## Begin

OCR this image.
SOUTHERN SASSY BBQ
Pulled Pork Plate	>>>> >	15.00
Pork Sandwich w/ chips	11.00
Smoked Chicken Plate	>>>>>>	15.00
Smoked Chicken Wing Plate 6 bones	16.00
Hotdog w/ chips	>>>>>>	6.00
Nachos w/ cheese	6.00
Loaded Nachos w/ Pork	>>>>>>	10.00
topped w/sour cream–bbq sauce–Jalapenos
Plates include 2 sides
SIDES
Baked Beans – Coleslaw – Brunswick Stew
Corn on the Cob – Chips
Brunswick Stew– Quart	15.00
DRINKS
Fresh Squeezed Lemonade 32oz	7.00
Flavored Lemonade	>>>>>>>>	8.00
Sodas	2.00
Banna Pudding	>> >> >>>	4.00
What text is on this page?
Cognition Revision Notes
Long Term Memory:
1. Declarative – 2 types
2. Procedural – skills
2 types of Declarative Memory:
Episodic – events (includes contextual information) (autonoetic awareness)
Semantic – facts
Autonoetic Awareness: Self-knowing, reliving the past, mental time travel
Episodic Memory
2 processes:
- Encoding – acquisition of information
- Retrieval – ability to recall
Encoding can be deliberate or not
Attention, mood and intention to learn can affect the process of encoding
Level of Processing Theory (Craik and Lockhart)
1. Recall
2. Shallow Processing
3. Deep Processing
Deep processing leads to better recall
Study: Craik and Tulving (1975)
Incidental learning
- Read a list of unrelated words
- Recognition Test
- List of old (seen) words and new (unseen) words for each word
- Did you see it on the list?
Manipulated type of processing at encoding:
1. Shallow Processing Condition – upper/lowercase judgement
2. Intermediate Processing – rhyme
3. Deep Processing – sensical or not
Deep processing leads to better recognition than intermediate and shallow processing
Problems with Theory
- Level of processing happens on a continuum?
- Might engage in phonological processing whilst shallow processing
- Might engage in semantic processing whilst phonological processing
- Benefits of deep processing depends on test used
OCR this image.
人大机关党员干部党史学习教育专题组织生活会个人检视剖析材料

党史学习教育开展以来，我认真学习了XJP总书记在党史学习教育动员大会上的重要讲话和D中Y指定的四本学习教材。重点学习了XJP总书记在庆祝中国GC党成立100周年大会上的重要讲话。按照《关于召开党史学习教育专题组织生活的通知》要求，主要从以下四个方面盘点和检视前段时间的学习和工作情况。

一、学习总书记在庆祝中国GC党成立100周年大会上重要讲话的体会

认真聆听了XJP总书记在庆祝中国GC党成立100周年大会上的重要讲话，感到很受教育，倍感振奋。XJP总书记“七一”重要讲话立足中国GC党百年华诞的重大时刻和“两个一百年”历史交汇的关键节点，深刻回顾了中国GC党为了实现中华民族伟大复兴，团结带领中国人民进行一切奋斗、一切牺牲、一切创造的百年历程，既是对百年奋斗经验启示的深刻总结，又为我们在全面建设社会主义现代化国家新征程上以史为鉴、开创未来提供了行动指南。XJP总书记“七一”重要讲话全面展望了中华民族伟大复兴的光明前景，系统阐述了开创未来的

## End

Gather every line from the listing above in which the word "information" appears.

→ Full output:
Episodic – events (includes contextual information) (autonoetic awareness)
- Encoding – acquisition of information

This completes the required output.